Output all of the records exactly as written.

[START Data shown]

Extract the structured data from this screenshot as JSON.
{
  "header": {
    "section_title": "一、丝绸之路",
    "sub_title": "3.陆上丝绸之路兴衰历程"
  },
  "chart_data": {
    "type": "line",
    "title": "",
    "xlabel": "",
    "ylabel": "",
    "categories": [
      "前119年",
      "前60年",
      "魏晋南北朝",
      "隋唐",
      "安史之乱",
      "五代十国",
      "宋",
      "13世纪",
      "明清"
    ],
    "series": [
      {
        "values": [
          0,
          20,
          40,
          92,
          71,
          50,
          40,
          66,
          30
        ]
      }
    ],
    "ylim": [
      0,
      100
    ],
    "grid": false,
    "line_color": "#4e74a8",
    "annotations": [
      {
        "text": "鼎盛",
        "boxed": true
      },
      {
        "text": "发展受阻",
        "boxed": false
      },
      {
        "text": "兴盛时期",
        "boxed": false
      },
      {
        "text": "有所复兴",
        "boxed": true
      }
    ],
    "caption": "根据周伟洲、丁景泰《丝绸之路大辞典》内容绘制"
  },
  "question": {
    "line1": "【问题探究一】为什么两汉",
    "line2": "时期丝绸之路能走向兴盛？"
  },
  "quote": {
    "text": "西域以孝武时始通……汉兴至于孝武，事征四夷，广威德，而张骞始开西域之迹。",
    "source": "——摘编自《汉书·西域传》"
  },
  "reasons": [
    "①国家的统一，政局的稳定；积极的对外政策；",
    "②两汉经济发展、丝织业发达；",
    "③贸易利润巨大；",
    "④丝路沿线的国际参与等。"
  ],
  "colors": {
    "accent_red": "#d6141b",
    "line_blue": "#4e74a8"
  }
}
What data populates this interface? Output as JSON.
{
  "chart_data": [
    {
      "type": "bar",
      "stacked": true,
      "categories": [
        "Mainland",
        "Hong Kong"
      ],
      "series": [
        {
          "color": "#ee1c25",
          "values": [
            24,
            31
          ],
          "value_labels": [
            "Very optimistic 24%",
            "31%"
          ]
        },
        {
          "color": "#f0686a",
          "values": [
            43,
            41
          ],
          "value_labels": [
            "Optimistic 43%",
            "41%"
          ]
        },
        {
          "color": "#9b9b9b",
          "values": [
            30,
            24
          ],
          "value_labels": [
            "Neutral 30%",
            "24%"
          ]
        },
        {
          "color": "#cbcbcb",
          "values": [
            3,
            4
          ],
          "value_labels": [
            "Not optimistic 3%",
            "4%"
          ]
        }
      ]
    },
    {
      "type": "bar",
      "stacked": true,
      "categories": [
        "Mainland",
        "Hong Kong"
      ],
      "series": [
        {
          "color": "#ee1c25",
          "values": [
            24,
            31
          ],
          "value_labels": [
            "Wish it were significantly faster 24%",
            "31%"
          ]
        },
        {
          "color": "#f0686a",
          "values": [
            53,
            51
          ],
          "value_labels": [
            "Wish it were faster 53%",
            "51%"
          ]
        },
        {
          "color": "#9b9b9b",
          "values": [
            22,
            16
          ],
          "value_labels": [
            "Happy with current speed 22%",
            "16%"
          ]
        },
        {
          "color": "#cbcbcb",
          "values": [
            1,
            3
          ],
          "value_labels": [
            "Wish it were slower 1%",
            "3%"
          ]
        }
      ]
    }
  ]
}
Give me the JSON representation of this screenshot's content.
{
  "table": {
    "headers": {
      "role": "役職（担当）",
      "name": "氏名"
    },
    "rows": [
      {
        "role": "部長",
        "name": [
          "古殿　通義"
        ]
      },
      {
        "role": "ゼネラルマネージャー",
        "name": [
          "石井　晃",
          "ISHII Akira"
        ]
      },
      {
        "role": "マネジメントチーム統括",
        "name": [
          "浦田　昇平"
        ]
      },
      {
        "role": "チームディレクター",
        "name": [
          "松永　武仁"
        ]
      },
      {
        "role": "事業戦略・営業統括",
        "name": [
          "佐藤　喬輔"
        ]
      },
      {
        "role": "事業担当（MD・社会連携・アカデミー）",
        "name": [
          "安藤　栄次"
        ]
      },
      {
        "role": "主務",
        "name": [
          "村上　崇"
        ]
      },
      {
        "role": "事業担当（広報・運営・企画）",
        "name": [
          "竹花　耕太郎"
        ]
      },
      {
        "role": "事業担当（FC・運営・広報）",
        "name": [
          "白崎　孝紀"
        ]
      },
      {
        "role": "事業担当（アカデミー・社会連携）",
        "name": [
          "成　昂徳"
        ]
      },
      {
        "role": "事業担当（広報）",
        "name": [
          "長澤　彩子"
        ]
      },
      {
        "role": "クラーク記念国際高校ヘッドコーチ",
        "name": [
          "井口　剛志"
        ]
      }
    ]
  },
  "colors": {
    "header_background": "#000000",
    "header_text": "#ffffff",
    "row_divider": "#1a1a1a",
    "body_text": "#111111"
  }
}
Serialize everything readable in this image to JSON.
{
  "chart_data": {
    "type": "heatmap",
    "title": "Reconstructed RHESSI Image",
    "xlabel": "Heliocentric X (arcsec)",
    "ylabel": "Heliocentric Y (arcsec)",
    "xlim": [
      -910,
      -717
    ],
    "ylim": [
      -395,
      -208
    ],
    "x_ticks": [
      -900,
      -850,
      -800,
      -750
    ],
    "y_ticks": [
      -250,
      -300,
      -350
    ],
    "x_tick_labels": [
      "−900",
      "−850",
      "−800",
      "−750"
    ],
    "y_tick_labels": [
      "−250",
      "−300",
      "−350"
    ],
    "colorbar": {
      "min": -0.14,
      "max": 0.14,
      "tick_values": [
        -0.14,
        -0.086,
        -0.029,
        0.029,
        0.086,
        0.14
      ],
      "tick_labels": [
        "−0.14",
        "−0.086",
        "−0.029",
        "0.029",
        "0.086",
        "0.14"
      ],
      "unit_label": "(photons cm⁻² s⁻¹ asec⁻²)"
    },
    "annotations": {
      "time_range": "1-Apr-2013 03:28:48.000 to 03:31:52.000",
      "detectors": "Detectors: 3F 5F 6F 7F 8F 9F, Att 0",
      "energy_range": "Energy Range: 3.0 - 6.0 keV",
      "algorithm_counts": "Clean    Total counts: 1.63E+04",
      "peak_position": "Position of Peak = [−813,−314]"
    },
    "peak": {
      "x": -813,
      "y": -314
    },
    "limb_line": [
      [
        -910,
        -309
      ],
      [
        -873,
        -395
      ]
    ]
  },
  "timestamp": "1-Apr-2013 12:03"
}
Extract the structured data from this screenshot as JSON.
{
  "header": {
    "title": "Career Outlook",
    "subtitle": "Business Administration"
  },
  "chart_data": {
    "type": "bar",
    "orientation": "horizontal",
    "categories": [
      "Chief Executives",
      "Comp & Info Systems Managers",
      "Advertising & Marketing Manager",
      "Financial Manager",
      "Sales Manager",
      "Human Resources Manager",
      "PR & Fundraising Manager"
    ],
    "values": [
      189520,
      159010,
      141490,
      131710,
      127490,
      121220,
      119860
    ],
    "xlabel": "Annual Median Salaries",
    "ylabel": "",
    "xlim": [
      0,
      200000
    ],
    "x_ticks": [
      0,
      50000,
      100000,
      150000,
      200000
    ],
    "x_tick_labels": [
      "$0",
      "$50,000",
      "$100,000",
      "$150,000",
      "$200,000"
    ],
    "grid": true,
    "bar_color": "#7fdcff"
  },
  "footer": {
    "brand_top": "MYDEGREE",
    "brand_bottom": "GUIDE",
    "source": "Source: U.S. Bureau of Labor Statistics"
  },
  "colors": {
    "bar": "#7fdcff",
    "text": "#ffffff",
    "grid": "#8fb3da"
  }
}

[END Data shown]

## Exercise output
Extract the structured data from this screenshot as JSON.
{
  "header": {
    "section_title": "一、丝绸之路",
    "sub_title": "3.陆上丝绸之路兴衰历程"
  },
  "chart_data": {
    "type": "line",
    "title": "",
    "xlabel": "",
    "ylabel": "",
    "categories": [
      "前119年",
      "前60年",
      "魏晋南北朝",
      "隋唐",
      "安史之乱",
      "五代十国",
      "宋",
      "13世纪",
      "明清"
    ],
    "series": [
      {
        "values": [
          0,
          20,
          40,
          92,
          71,
          50,
          40,
          66,
          30
        ]
      }
    ],
    "ylim": [
      0,
      100
    ],
    "grid": false,
    "line_color": "#4e74a8",
    "annotations": [
      {
        "text": "鼎盛",
        "boxed": true
      },
      {
        "text": "发展受阻",
        "boxed": false
      },
      {
        "text": "兴盛时期",
        "boxed": false
      },
      {
        "text": "有所复兴",
        "boxed": true
      }
    ],
    "caption": "根据周伟洲、丁景泰《丝绸之路大辞典》内容绘制"
  },
  "question": {
    "line1": "【问题探究一】为什么两汉",
    "line2": "时期丝绸之路能走向兴盛？"
  },
  "quote": {
    "text": "西域以孝武时始通……汉兴至于孝武，事征四夷，广威德，而张骞始开西域之迹。",
    "source": "——摘编自《汉书·西域传》"
  },
  "reasons": [
    "①国家的统一，政局的稳定；积极的对外政策；",
    "②两汉经济发展、丝织业发达；",
    "③贸易利润巨大；",
    "④丝路沿线的国际参与等。"
  ],
  "colors": {
    "accent_red": "#d6141b",
    "line_blue": "#4e74a8"
  }
}
What data populates this interface? Output as JSON.
{
  "chart_data": [
    {
      "type": "bar",
      "stacked": true,
      "categories": [
        "Mainland",
        "Hong Kong"
      ],
      "series": [
        {
          "color": "#ee1c25",
          "values": [
            24,
            31
          ],
          "value_labels": [
            "Very optimistic 24%",
            "31%"
          ]
        },
        {
          "color": "#f0686a",
          "values": [
            43,
            41
          ],
          "value_labels": [
            "Optimistic 43%",
            "41%"
          ]
        },
        {
          "color": "#9b9b9b",
          "values": [
            30,
            24
          ],
          "value_labels": [
            "Neutral 30%",
            "24%"
          ]
        },
        {
          "color": "#cbcbcb",
          "values": [
            3,
            4
          ],
          "value_labels": [
            "Not optimistic 3%",
            "4%"
          ]
        }
      ]
    },
    {
      "type": "bar",
      "stacked": true,
      "categories": [
        "Mainland",
        "Hong Kong"
      ],
      "series": [
        {
          "color": "#ee1c25",
          "values": [
            24,
            31
          ],
          "value_labels": [
            "Wish it were significantly faster 24%",
            "31%"
          ]
        },
        {
          "color": "#f0686a",
          "values": [
            53,
            51
          ],
          "value_labels": [
            "Wish it were faster 53%",
            "51%"
          ]
        },
        {
          "color": "#9b9b9b",
          "values": [
            22,
            16
          ],
          "value_labels": [
            "Happy with current speed 22%",
            "16%"
          ]
        },
        {
          "color": "#cbcbcb",
          "values": [
            1,
            3
          ],
          "value_labels": [
            "Wish it were slower 1%",
            "3%"
          ]
        }
      ]
    }
  ]
}
Give me the JSON representation of this screenshot's content.
{
  "table": {
    "headers": {
      "role": "役職（担当）",
      "name": "氏名"
    },
    "rows": [
      {
        "role": "部長",
        "name": [
          "古殿　通義"
        ]
      },
      {
        "role": "ゼネラルマネージャー",
        "name": [
          "石井　晃",
          "ISHII Akira"
        ]
      },
      {
        "role": "マネジメントチーム統括",
        "name": [
          "浦田　昇平"
        ]
      },
      {
        "role": "チームディレクター",
        "name": [
          "松永　武仁"
        ]
      },
      {
        "role": "事業戦略・営業統括",
        "name": [
          "佐藤　喬輔"
        ]
      },
      {
        "role": "事業担当（MD・社会連携・アカデミー）",
        "name": [
          "安藤　栄次"
        ]
      },
      {
        "role": "主務",
        "name": [
          "村上　崇"
        ]
      },
      {
        "role": "事業担当（広報・運営・企画）",
        "name": [
          "竹花　耕太郎"
        ]
      },
      {
        "role": "事業担当（FC・運営・広報）",
        "name": [
          "白崎　孝紀"
        ]
      },
      {
        "role": "事業担当（アカデミー・社会連携）",
        "name": [
          "成　昂徳"
        ]
      },
      {
        "role": "事業担当（広報）",
        "name": [
          "長澤　彩子"
        ]
      },
      {
        "role": "クラーク記念国際高校ヘッドコーチ",
        "name": [
          "井口　剛志"
        ]
      }
    ]
  },
  "colors": {
    "header_background": "#000000",
    "header_text": "#ffffff",
    "row_divider": "#1a1a1a",
    "body_text": "#111111"
  }
}
Serialize everything readable in this image to JSON.
{
  "chart_data": {
    "type": "heatmap",
    "title": "Reconstructed RHESSI Image",
    "xlabel": "Heliocentric X (arcsec)",
    "ylabel": "Heliocentric Y (arcsec)",
    "xlim": [
      -910,
      -717
    ],
    "ylim": [
      -395,
      -208
    ],
    "x_ticks": [
      -900,
      -850,
      -800,
      -750
    ],
    "y_ticks": [
      -250,
      -300,
      -350
    ],
    "x_tick_labels": [
      "−900",
      "−850",
      "−800",
      "−750"
    ],
    "y_tick_labels": [
      "−250",
      "−300",
      "−350"
    ],
    "colorbar": {
      "min": -0.14,
      "max": 0.14,
      "tick_values": [
        -0.14,
        -0.086,
        -0.029,
        0.029,
        0.086,
        0.14
      ],
      "tick_labels": [
        "−0.14",
        "−0.086",
        "−0.029",
        "0.029",
        "0.086",
        "0.14"
      ],
      "unit_label": "(photons cm⁻² s⁻¹ asec⁻²)"
    },
    "annotations": {
      "time_range": "1-Apr-2013 03:28:48.000 to 03:31:52.000",
      "detectors": "Detectors: 3F 5F 6F 7F 8F 9F, Att 0",
      "energy_range": "Energy Range: 3.0 - 6.0 keV",
      "algorithm_counts": "Clean    Total counts: 1.63E+04",
      "peak_position": "Position of Peak = [−813,−314]"
    },
    "peak": {
      "x": -813,
      "y": -314
    },
    "limb_line": [
      [
        -910,
        -309
      ],
      [
        -873,
        -395
      ]
    ]
  },
  "timestamp": "1-Apr-2013 12:03"
}
Extract the structured data from this screenshot as JSON.
{
  "header": {
    "title": "Career Outlook",
    "subtitle": "Business Administration"
  },
  "chart_data": {
    "type": "bar",
    "orientation": "horizontal",
    "categories": [
      "Chief Executives",
      "Comp & Info Systems Managers",
      "Advertising & Marketing Manager",
      "Financial Manager",
      "Sales Manager",
      "Human Resources Manager",
      "PR & Fundraising Manager"
    ],
    "values": [
      189520,
      159010,
      141490,
      131710,
      127490,
      121220,
      119860
    ],
    "xlabel": "Annual Median Salaries",
    "ylabel": "",
    "xlim": [
      0,
      200000
    ],
    "x_ticks": [
      0,
      50000,
      100000,
      150000,
      200000
    ],
    "x_tick_labels": [
      "$0",
      "$50,000",
      "$100,000",
      "$150,000",
      "$200,000"
    ],
    "grid": true,
    "bar_color": "#7fdcff"
  },
  "footer": {
    "brand_top": "MYDEGREE",
    "brand_bottom": "GUIDE",
    "source": "Source: U.S. Bureau of Labor Statistics"
  },
  "colors": {
    "bar": "#7fdcff",
    "text": "#ffffff",
    "grid": "#8fb3da"
  }
}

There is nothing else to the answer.